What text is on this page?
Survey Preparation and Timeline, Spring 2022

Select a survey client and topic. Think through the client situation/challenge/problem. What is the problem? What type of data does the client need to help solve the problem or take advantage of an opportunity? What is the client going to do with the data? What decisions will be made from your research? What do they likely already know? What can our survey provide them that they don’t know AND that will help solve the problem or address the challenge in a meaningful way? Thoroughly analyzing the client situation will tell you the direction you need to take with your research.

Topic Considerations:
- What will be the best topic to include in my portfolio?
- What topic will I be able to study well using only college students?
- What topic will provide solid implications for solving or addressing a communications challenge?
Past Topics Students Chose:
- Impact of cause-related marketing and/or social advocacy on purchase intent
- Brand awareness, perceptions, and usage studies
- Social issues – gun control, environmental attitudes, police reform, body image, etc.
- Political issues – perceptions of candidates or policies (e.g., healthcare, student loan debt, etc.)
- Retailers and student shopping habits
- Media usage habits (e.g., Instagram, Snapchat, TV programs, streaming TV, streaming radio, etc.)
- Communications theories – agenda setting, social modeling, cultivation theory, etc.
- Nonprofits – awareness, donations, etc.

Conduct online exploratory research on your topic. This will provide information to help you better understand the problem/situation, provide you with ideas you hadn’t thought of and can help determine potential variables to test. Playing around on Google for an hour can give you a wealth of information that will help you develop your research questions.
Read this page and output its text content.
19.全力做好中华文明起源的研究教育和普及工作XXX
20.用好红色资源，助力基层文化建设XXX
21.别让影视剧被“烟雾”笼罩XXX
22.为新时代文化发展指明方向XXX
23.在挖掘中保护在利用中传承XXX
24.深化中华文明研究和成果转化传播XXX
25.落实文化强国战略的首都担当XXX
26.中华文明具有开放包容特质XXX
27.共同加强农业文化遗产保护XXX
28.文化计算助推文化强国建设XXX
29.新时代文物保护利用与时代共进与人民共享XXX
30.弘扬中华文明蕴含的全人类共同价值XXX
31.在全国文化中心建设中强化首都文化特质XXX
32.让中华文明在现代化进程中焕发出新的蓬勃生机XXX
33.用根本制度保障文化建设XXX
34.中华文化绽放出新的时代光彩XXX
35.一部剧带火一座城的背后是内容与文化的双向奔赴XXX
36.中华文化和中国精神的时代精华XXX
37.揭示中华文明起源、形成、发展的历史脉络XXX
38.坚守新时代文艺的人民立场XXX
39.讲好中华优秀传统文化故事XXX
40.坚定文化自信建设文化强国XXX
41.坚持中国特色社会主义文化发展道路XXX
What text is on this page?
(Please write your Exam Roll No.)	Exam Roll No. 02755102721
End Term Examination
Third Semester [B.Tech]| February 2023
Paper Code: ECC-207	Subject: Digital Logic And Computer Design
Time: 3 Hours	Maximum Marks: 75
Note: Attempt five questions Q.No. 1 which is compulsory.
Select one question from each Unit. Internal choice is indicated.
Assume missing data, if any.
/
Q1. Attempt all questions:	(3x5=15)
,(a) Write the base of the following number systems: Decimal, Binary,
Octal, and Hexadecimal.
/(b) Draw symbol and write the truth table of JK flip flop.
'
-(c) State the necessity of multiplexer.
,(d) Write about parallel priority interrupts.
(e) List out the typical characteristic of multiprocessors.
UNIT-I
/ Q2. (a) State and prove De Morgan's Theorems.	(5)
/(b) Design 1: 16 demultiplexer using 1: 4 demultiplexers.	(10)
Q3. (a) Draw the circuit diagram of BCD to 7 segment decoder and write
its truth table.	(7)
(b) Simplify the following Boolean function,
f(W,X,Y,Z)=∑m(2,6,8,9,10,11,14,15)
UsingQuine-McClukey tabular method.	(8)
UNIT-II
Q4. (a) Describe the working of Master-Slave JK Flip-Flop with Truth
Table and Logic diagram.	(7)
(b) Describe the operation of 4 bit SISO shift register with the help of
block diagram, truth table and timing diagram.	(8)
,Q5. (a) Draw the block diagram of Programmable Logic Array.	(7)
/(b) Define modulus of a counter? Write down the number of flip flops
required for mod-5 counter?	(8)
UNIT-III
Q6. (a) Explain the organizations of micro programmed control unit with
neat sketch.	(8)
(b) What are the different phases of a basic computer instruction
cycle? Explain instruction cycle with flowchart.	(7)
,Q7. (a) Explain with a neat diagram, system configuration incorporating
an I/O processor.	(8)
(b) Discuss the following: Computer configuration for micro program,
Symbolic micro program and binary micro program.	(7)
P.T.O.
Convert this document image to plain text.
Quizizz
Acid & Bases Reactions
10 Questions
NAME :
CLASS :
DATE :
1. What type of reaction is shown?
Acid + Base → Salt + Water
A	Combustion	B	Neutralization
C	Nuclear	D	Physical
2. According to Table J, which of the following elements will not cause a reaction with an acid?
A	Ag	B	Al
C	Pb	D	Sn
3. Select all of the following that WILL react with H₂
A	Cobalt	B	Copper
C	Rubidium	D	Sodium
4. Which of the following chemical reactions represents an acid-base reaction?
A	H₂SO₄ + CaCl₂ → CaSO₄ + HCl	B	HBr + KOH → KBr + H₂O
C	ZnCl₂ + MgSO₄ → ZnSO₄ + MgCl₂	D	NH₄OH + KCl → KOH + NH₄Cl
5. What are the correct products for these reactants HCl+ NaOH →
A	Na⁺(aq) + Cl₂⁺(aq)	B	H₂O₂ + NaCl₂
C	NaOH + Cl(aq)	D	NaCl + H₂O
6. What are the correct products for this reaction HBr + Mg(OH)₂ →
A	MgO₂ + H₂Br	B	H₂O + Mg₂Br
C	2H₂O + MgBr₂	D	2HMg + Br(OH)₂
────────────────────────────────────────
Copy the material above back out, exactly as written.

What text is on this page?
Survey Preparation and Timeline, Spring 2022

Select a survey client and topic. Think through the client situation/challenge/problem. What is the problem? What type of data does the client need to help solve the problem or take advantage of an opportunity? What is the client going to do with the data? What decisions will be made from your research? What do they likely already know? What can our survey provide them that they don’t know AND that will help solve the problem or address the challenge in a meaningful way? Thoroughly analyzing the client situation will tell you the direction you need to take with your research.

Topic Considerations:
- What will be the best topic to include in my portfolio?
- What topic will I be able to study well using only college students?
- What topic will provide solid implications for solving or addressing a communications challenge?
Past Topics Students Chose:
- Impact of cause-related marketing and/or social advocacy on purchase intent
- Brand awareness, perceptions, and usage studies
- Social issues – gun control, environmental attitudes, police reform, body image, etc.
- Political issues – perceptions of candidates or policies (e.g., healthcare, student loan debt, etc.)
- Retailers and student shopping habits
- Media usage habits (e.g., Instagram, Snapchat, TV programs, streaming TV, streaming radio, etc.)
- Communications theories – agenda setting, social modeling, cultivation theory, etc.
- Nonprofits – awareness, donations, etc.

Conduct online exploratory research on your topic. This will provide information to help you better understand the problem/situation, provide you with ideas you hadn’t thought of and can help determine potential variables to test. Playing around on Google for an hour can give you a wealth of information that will help you develop your research questions.
Read this page and output its text content.
19.全力做好中华文明起源的研究教育和普及工作XXX
20.用好红色资源，助力基层文化建设XXX
21.别让影视剧被“烟雾”笼罩XXX
22.为新时代文化发展指明方向XXX
23.在挖掘中保护在利用中传承XXX
24.深化中华文明研究和成果转化传播XXX
25.落实文化强国战略的首都担当XXX
26.中华文明具有开放包容特质XXX
27.共同加强农业文化遗产保护XXX
28.文化计算助推文化强国建设XXX
29.新时代文物保护利用与时代共进与人民共享XXX
30.弘扬中华文明蕴含的全人类共同价值XXX
31.在全国文化中心建设中强化首都文化特质XXX
32.让中华文明在现代化进程中焕发出新的蓬勃生机XXX
33.用根本制度保障文化建设XXX
34.中华文化绽放出新的时代光彩XXX
35.一部剧带火一座城的背后是内容与文化的双向奔赴XXX
36.中华文化和中国精神的时代精华XXX
37.揭示中华文明起源、形成、发展的历史脉络XXX
38.坚守新时代文艺的人民立场XXX
39.讲好中华优秀传统文化故事XXX
40.坚定文化自信建设文化强国XXX
41.坚持中国特色社会主义文化发展道路XXX
What text is on this page?
(Please write your Exam Roll No.)	Exam Roll No. 02755102721
End Term Examination
Third Semester [B.Tech]| February 2023
Paper Code: ECC-207	Subject: Digital Logic And Computer Design
Time: 3 Hours	Maximum Marks: 75
Note: Attempt five questions Q.No. 1 which is compulsory.
Select one question from each Unit. Internal choice is indicated.
Assume missing data, if any.
/
Q1. Attempt all questions:	(3x5=15)
,(a) Write the base of the following number systems: Decimal, Binary,
Octal, and Hexadecimal.
/(b) Draw symbol and write the truth table of JK flip flop.
'
-(c) State the necessity of multiplexer.
,(d) Write about parallel priority interrupts.
(e) List out the typical characteristic of multiprocessors.
UNIT-I
/ Q2. (a) State and prove De Morgan's Theorems.	(5)
/(b) Design 1: 16 demultiplexer using 1: 4 demultiplexers.	(10)
Q3. (a) Draw the circuit diagram of BCD to 7 segment decoder and write
its truth table.	(7)
(b) Simplify the following Boolean function,
f(W,X,Y,Z)=∑m(2,6,8,9,10,11,14,15)
UsingQuine-McClukey tabular method.	(8)
UNIT-II
Q4. (a) Describe the working of Master-Slave JK Flip-Flop with Truth
Table and Logic diagram.	(7)
(b) Describe the operation of 4 bit SISO shift register with the help of
block diagram, truth table and timing diagram.	(8)
,Q5. (a) Draw the block diagram of Programmable Logic Array.	(7)
/(b) Define modulus of a counter? Write down the number of flip flops
required for mod-5 counter?	(8)
UNIT-III
Q6. (a) Explain the organizations of micro programmed control unit with
neat sketch.	(8)
(b) What are the different phases of a basic computer instruction
cycle? Explain instruction cycle with flowchart.	(7)
,Q7. (a) Explain with a neat diagram, system configuration incorporating
an I/O processor.	(8)
(b) Discuss the following: Computer configuration for micro program,
Symbolic micro program and binary micro program.	(7)
P.T.O.
Convert this document image to plain text.
Quizizz
Acid & Bases Reactions
10 Questions
NAME :
CLASS :
DATE :
1. What type of reaction is shown?
Acid + Base → Salt + Water
A	Combustion	B	Neutralization
C	Nuclear	D	Physical
2. According to Table J, which of the following elements will not cause a reaction with an acid?
A	Ag	B	Al
C	Pb	D	Sn
3. Select all of the following that WILL react with H₂
A	Cobalt	B	Copper
C	Rubidium	D	Sodium
4. Which of the following chemical reactions represents an acid-base reaction?
A	H₂SO₄ + CaCl₂ → CaSO₄ + HCl	B	HBr + KOH → KBr + H₂O
C	ZnCl₂ + MgSO₄ → ZnSO₄ + MgCl₂	D	NH₄OH + KCl → KOH + NH₄Cl
5. What are the correct products for these reactants HCl+ NaOH →
A	Na⁺(aq) + Cl₂⁺(aq)	B	H₂O₂ + NaCl₂
C	NaOH + Cl(aq)	D	NaCl + H₂O
6. What are the correct products for this reaction HBr + Mg(OH)₂ →
A	MgO₂ + H₂Br	B	H₂O + Mg₂Br
C	2H₂O + MgBr₂	D	2HMg + Br(OH)₂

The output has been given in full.